**SUPPLIED MATERIAL**
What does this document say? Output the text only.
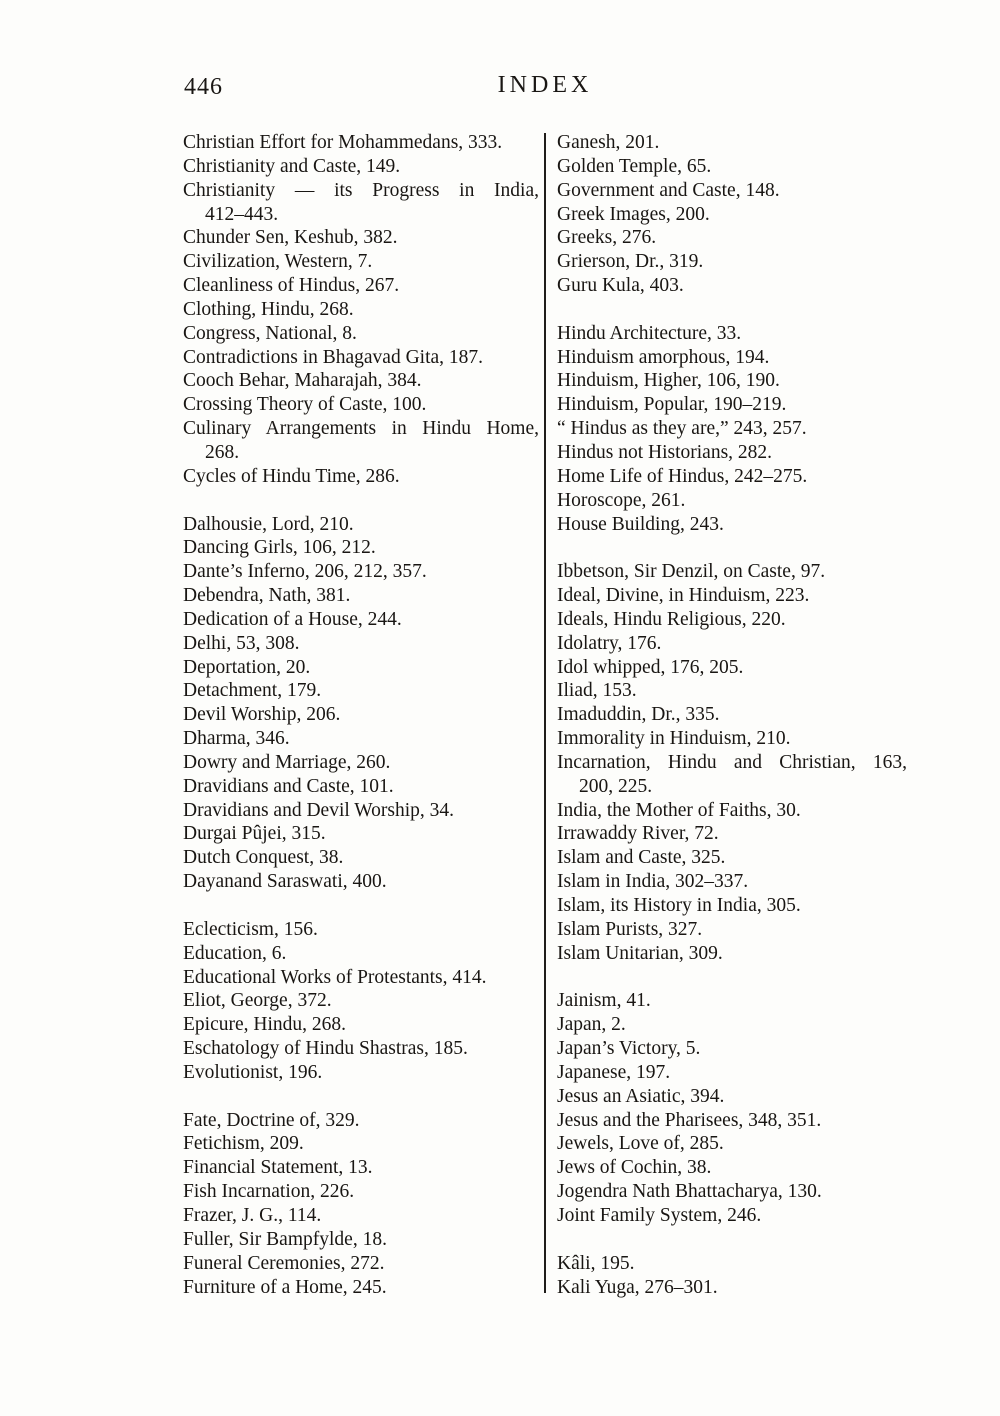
446	INDEX
Christian Effort for Mohammedans, 333.
Christianity and Caste, 149.
Christianity — its Progress in India,
412–443.
Chunder Sen, Keshub, 382.
Civilization, Western, 7.
Cleanliness of Hindus, 267.
Clothing, Hindu, 268.
Congress, National, 8.
Contradictions in Bhagavad Gita, 187.
Cooch Behar, Maharajah, 384.
Crossing Theory of Caste, 100.
Culinary Arrangements in Hindu Home,
268.
Cycles of Hindu Time, 286.
Dalhousie, Lord, 210.
Dancing Girls, 106, 212.
Dante’s Inferno, 206, 212, 357.
Debendra, Nath, 381.
Dedication of a House, 244.
Delhi, 53, 308.
Deportation, 20.
Detachment, 179.
Devil Worship, 206.
Dharma, 346.
Dowry and Marriage, 260.
Dravidians and Caste, 101.
Dravidians and Devil Worship, 34.
Durgai Pûjei, 315.
Dutch Conquest, 38.
Dayanand Saraswati, 400.
Eclecticism, 156.
Education, 6.
Educational Works of Protestants, 414.
Eliot, George, 372.
Epicure, Hindu, 268.
Eschatology of Hindu Shastras, 185.
Evolutionist, 196.
Fate, Doctrine of, 329.
Fetichism, 209.
Financial Statement, 13.
Fish Incarnation, 226.
Frazer, J. G., 114.
Fuller, Sir Bampfylde, 18.
Funeral Ceremonies, 272.
Furniture of a Home, 245.
Ganesh, 201.
Golden Temple, 65.
Government and Caste, 148.
Greek Images, 200.
Greeks, 276.
Grierson, Dr., 319.
Guru Kula, 403.
Hindu Architecture, 33.
Hinduism amorphous, 194.
Hinduism, Higher, 106, 190.
Hinduism, Popular, 190–219.
“ Hindus as they are,” 243, 257.
Hindus not Historians, 282.
Home Life of Hindus, 242–275.
Horoscope, 261.
House Building, 243.
Ibbetson, Sir Denzil, on Caste, 97.
Ideal, Divine, in Hinduism, 223.
Ideals, Hindu Religious, 220.
Idolatry, 176.
Idol whipped, 176, 205.
Iliad, 153.
Imaduddin, Dr., 335.
Immorality in Hinduism, 210.
Incarnation, Hindu and Christian, 163,
200, 225.
India, the Mother of Faiths, 30.
Irrawaddy River, 72.
Islam and Caste, 325.
Islam in India, 302–337.
Islam, its History in India, 305.
Islam Purists, 327.
Islam Unitarian, 309.
Jainism, 41.
Japan, 2.
Japan’s Victory, 5.
Japanese, 197.
Jesus an Asiatic, 394.
Jesus and the Pharisees, 348, 351.
Jewels, Love of, 285.
Jews of Cochin, 38.
Jogendra Nath Bhattacharya, 130.
Joint Family System, 246.
Kâli, 195.
Kali Yuga, 276–301.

**WRITTEN INSTRUCTION**
Repeat the data exactly in full, omitting its pictures.

**EXERCISE ANSWER**
What does this document say? Output the text only.
446	INDEX
Christian Effort for Mohammedans, 333.
Christianity and Caste, 149.
Christianity — its Progress in India,
412–443.
Chunder Sen, Keshub, 382.
Civilization, Western, 7.
Cleanliness of Hindus, 267.
Clothing, Hindu, 268.
Congress, National, 8.
Contradictions in Bhagavad Gita, 187.
Cooch Behar, Maharajah, 384.
Crossing Theory of Caste, 100.
Culinary Arrangements in Hindu Home,
268.
Cycles of Hindu Time, 286.
Dalhousie, Lord, 210.
Dancing Girls, 106, 212.
Dante’s Inferno, 206, 212, 357.
Debendra, Nath, 381.
Dedication of a House, 244.
Delhi, 53, 308.
Deportation, 20.
Detachment, 179.
Devil Worship, 206.
Dharma, 346.
Dowry and Marriage, 260.
Dravidians and Caste, 101.
Dravidians and Devil Worship, 34.
Durgai Pûjei, 315.
Dutch Conquest, 38.
Dayanand Saraswati, 400.
Eclecticism, 156.
Education, 6.
Educational Works of Protestants, 414.
Eliot, George, 372.
Epicure, Hindu, 268.
Eschatology of Hindu Shastras, 185.
Evolutionist, 196.
Fate, Doctrine of, 329.
Fetichism, 209.
Financial Statement, 13.
Fish Incarnation, 226.
Frazer, J. G., 114.
Fuller, Sir Bampfylde, 18.
Funeral Ceremonies, 272.
Furniture of a Home, 245.
Ganesh, 201.
Golden Temple, 65.
Government and Caste, 148.
Greek Images, 200.
Greeks, 276.
Grierson, Dr., 319.
Guru Kula, 403.
Hindu Architecture, 33.
Hinduism amorphous, 194.
Hinduism, Higher, 106, 190.
Hinduism, Popular, 190–219.
“ Hindus as they are,” 243, 257.
Hindus not Historians, 282.
Home Life of Hindus, 242–275.
Horoscope, 261.
House Building, 243.
Ibbetson, Sir Denzil, on Caste, 97.
Ideal, Divine, in Hinduism, 223.
Ideals, Hindu Religious, 220.
Idolatry, 176.
Idol whipped, 176, 205.
Iliad, 153.
Imaduddin, Dr., 335.
Immorality in Hinduism, 210.
Incarnation, Hindu and Christian, 163,
200, 225.
India, the Mother of Faiths, 30.
Irrawaddy River, 72.
Islam and Caste, 325.
Islam in India, 302–337.
Islam, its History in India, 305.
Islam Purists, 327.
Islam Unitarian, 309.
Jainism, 41.
Japan, 2.
Japan’s Victory, 5.
Japanese, 197.
Jesus an Asiatic, 394.
Jesus and the Pharisees, 348, 351.
Jewels, Love of, 285.
Jews of Cochin, 38.
Jogendra Nath Bhattacharya, 130.
Joint Family System, 246.
Kâli, 195.
Kali Yuga, 276–301.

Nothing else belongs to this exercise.